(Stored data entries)
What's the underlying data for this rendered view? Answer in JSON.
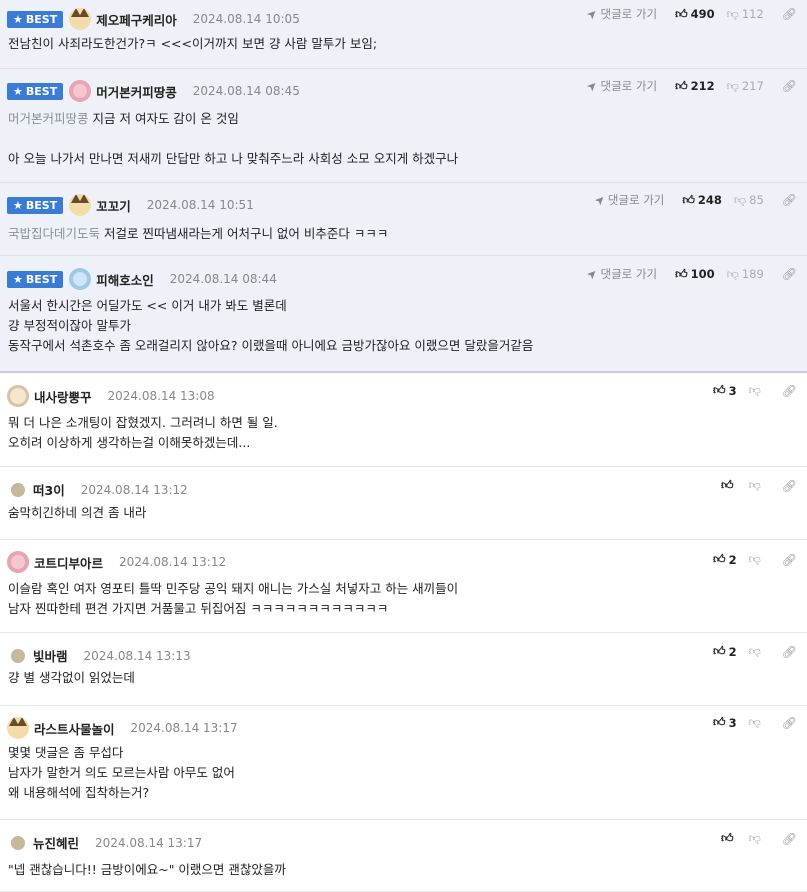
{
  "labels": {
    "best": "BEST",
    "reply": "댓글로 가기"
  },
  "comments": [
    {
      "best": true,
      "avatar": "dog",
      "nick": "제오페구케리아",
      "date": "2024.08.14 10:05",
      "up": "490",
      "down": "112",
      "mention": "",
      "lines": [
        "전남친이 사죄라도한건가?ㅋ <<<이거까지 보면 걍 사람 말투가 보임;"
      ]
    },
    {
      "best": true,
      "avatar": "pink",
      "nick": "머거본커피땅콩",
      "date": "2024.08.14 08:45",
      "up": "212",
      "down": "217",
      "mention": "머거본커피땅콩",
      "lines": [
        "지금 저 여자도 감이 온 것임",
        "",
        "아 오늘 나가서 만나면 저새끼 단답만 하고 나 맞춰주느라 사회성 소모 오지게 하겠구나"
      ]
    },
    {
      "best": true,
      "avatar": "dog",
      "nick": "꼬꼬기",
      "date": "2024.08.14 10:51",
      "up": "248",
      "down": "85",
      "mention": "국밥집다데기도둑",
      "lines": [
        "저걸로 찐따냄새라는게 어처구니 없어 비추준다 ㅋㅋㅋ"
      ]
    },
    {
      "best": true,
      "avatar": "blue",
      "nick": "피해호소인",
      "date": "2024.08.14 08:44",
      "up": "100",
      "down": "189",
      "mention": "",
      "lines": [
        "서울서 한시간은 어딜가도 << 이거 내가 봐도 별론데",
        "걍 부정적이잖아 말투가",
        "동작구에서 석촌호수 좀 오래걸리지 않아요? 이랬을때 아니에요 금방가잖아요 이랬으면 달랐을거같음"
      ]
    },
    {
      "best": false,
      "avatar": "face",
      "nick": "내사랑뿡꾸",
      "date": "2024.08.14 13:08",
      "up": "3",
      "down": "",
      "mention": "",
      "lines": [
        "뭐 더 나은 소개팅이 잡혔겠지. 그러려니 하면 될 일.",
        "오히려 이상하게 생각하는걸 이해못하겠는데..."
      ]
    },
    {
      "best": false,
      "avatar": "dot",
      "nick": "떠3이",
      "date": "2024.08.14 13:12",
      "up": "",
      "down": "",
      "mention": "",
      "lines": [
        "숨막히긴하네 의견 좀 내라"
      ]
    },
    {
      "best": false,
      "avatar": "pink",
      "nick": "코트디부아르",
      "date": "2024.08.14 13:12",
      "up": "2",
      "down": "",
      "mention": "",
      "lines": [
        "이슬람 혹인 여자 영포티 틀딱 민주당 공익 돼지 애니는 가스실 처넣자고 하는 새끼들이",
        "남자 찐따한테 편견 가지면 거품물고 뒤집어짐 ㅋㅋㅋㅋㅋㅋㅋㅋㅋㅋㅋㅋ"
      ]
    },
    {
      "best": false,
      "avatar": "dot",
      "nick": "빛바램",
      "date": "2024.08.14 13:13",
      "up": "2",
      "down": "",
      "mention": "",
      "lines": [
        "걍 별 생각없이 읽었는데"
      ]
    },
    {
      "best": false,
      "avatar": "dog",
      "nick": "라스트사물놀이",
      "date": "2024.08.14 13:17",
      "up": "3",
      "down": "",
      "mention": "",
      "lines": [
        "몇몇 댓글은 좀 무섭다",
        "남자가 말한거 의도 모르는사람 아무도 없어",
        "왜 내용해석에 집착하는거?"
      ]
    },
    {
      "best": false,
      "avatar": "dot",
      "nick": "뉴진혜린",
      "date": "2024.08.14 13:17",
      "up": "",
      "down": "",
      "mention": "",
      "lines": [
        "\"넵 괜찮습니다!! 금방이에요~\" 이랬으면 괜찮았을까"
      ]
    }
  ]
}
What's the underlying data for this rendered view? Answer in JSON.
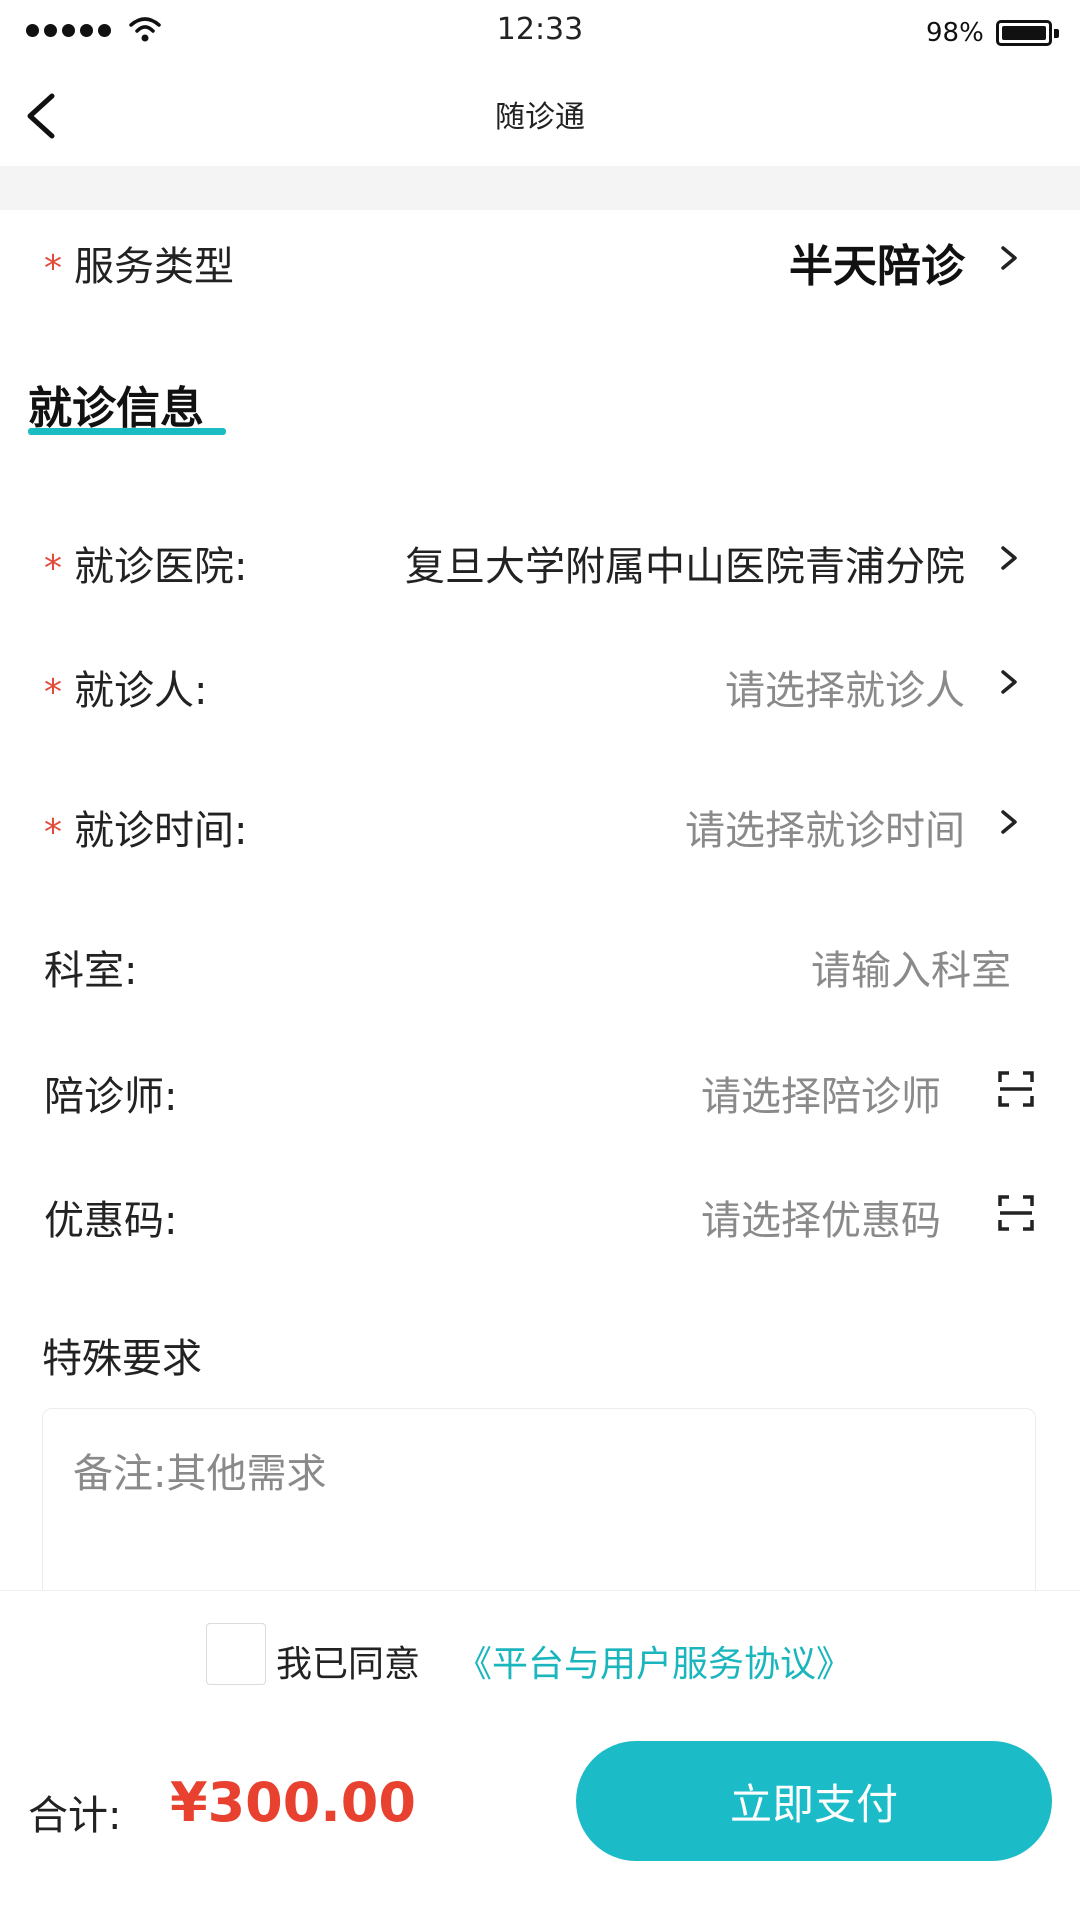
{
  "status_bar": {
    "time": "12:33",
    "battery": "98%"
  },
  "nav": {
    "title": "随诊通"
  },
  "service": {
    "label": "服务类型",
    "value": "半天陪诊"
  },
  "section_title": "就诊信息",
  "fields": {
    "hospital": {
      "label": "就诊医院:",
      "value": "复旦大学附属中山医院青浦分院"
    },
    "patient": {
      "label": "就诊人:",
      "placeholder": "请选择就诊人"
    },
    "time": {
      "label": "就诊时间:",
      "placeholder": "请选择就诊时间"
    },
    "department": {
      "label": "科室:",
      "placeholder": "请输入科室"
    },
    "escort": {
      "label": "陪诊师:",
      "placeholder": "请选择陪诊师"
    },
    "coupon": {
      "label": "优惠码:",
      "placeholder": "请选择优惠码"
    }
  },
  "special": {
    "label": "特殊要求",
    "placeholder": "备注:其他需求"
  },
  "required_mark": "*",
  "agreement": {
    "text": "我已同意",
    "link": "《平台与用户服务协议》",
    "checked": false
  },
  "total": {
    "label": "合计:",
    "amount": "¥300.00"
  },
  "pay_button": "立即支付",
  "colors": {
    "accent": "#1bbcc8",
    "price": "#e8412f",
    "required": "#e34a3a"
  }
}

- _DO THIS_
Using the data above, write out every line exactly, leaving the images behind.

- _WRITTEN SOLUTION_
What's the underlying data for this rendered view? Answer in JSON.
{
  "labels": {
    "best": "BEST",
    "reply": "댓글로 가기"
  },
  "comments": [
    {
      "best": true,
      "avatar": "dog",
      "nick": "제오페구케리아",
      "date": "2024.08.14 10:05",
      "up": "490",
      "down": "112",
      "mention": "",
      "lines": [
        "전남친이 사죄라도한건가?ㅋ <<<이거까지 보면 걍 사람 말투가 보임;"
      ]
    },
    {
      "best": true,
      "avatar": "pink",
      "nick": "머거본커피땅콩",
      "date": "2024.08.14 08:45",
      "up": "212",
      "down": "217",
      "mention": "머거본커피땅콩",
      "lines": [
        "지금 저 여자도 감이 온 것임",
        "",
        "아 오늘 나가서 만나면 저새끼 단답만 하고 나 맞춰주느라 사회성 소모 오지게 하겠구나"
      ]
    },
    {
      "best": true,
      "avatar": "dog",
      "nick": "꼬꼬기",
      "date": "2024.08.14 10:51",
      "up": "248",
      "down": "85",
      "mention": "국밥집다데기도둑",
      "lines": [
        "저걸로 찐따냄새라는게 어처구니 없어 비추준다 ㅋㅋㅋ"
      ]
    },
    {
      "best": true,
      "avatar": "blue",
      "nick": "피해호소인",
      "date": "2024.08.14 08:44",
      "up": "100",
      "down": "189",
      "mention": "",
      "lines": [
        "서울서 한시간은 어딜가도 << 이거 내가 봐도 별론데",
        "걍 부정적이잖아 말투가",
        "동작구에서 석촌호수 좀 오래걸리지 않아요? 이랬을때 아니에요 금방가잖아요 이랬으면 달랐을거같음"
      ]
    },
    {
      "best": false,
      "avatar": "face",
      "nick": "내사랑뿡꾸",
      "date": "2024.08.14 13:08",
      "up": "3",
      "down": "",
      "mention": "",
      "lines": [
        "뭐 더 나은 소개팅이 잡혔겠지. 그러려니 하면 될 일.",
        "오히려 이상하게 생각하는걸 이해못하겠는데..."
      ]
    },
    {
      "best": false,
      "avatar": "dot",
      "nick": "떠3이",
      "date": "2024.08.14 13:12",
      "up": "",
      "down": "",
      "mention": "",
      "lines": [
        "숨막히긴하네 의견 좀 내라"
      ]
    },
    {
      "best": false,
      "avatar": "pink",
      "nick": "코트디부아르",
      "date": "2024.08.14 13:12",
      "up": "2",
      "down": "",
      "mention": "",
      "lines": [
        "이슬람 혹인 여자 영포티 틀딱 민주당 공익 돼지 애니는 가스실 처넣자고 하는 새끼들이",
        "남자 찐따한테 편견 가지면 거품물고 뒤집어짐 ㅋㅋㅋㅋㅋㅋㅋㅋㅋㅋㅋㅋ"
      ]
    },
    {
      "best": false,
      "avatar": "dot",
      "nick": "빛바램",
      "date": "2024.08.14 13:13",
      "up": "2",
      "down": "",
      "mention": "",
      "lines": [
        "걍 별 생각없이 읽었는데"
      ]
    },
    {
      "best": false,
      "avatar": "dog",
      "nick": "라스트사물놀이",
      "date": "2024.08.14 13:17",
      "up": "3",
      "down": "",
      "mention": "",
      "lines": [
        "몇몇 댓글은 좀 무섭다",
        "남자가 말한거 의도 모르는사람 아무도 없어",
        "왜 내용해석에 집착하는거?"
      ]
    },
    {
      "best": false,
      "avatar": "dot",
      "nick": "뉴진혜린",
      "date": "2024.08.14 13:17",
      "up": "",
      "down": "",
      "mention": "",
      "lines": [
        "\"넵 괜찮습니다!! 금방이에요~\" 이랬으면 괜찮았을까"
      ]
    }
  ]
}
What's the underlying data for this rendered view? Answer in JSON.
{
  "status_bar": {
    "time": "12:33",
    "battery": "98%"
  },
  "nav": {
    "title": "随诊通"
  },
  "service": {
    "label": "服务类型",
    "value": "半天陪诊"
  },
  "section_title": "就诊信息",
  "fields": {
    "hospital": {
      "label": "就诊医院:",
      "value": "复旦大学附属中山医院青浦分院"
    },
    "patient": {
      "label": "就诊人:",
      "placeholder": "请选择就诊人"
    },
    "time": {
      "label": "就诊时间:",
      "placeholder": "请选择就诊时间"
    },
    "department": {
      "label": "科室:",
      "placeholder": "请输入科室"
    },
    "escort": {
      "label": "陪诊师:",
      "placeholder": "请选择陪诊师"
    },
    "coupon": {
      "label": "优惠码:",
      "placeholder": "请选择优惠码"
    }
  },
  "special": {
    "label": "特殊要求",
    "placeholder": "备注:其他需求"
  },
  "required_mark": "*",
  "agreement": {
    "text": "我已同意",
    "link": "《平台与用户服务协议》",
    "checked": false
  },
  "total": {
    "label": "合计:",
    "amount": "¥300.00"
  },
  "pay_button": "立即支付",
  "colors": {
    "accent": "#1bbcc8",
    "price": "#e8412f",
    "required": "#e34a3a"
  }
}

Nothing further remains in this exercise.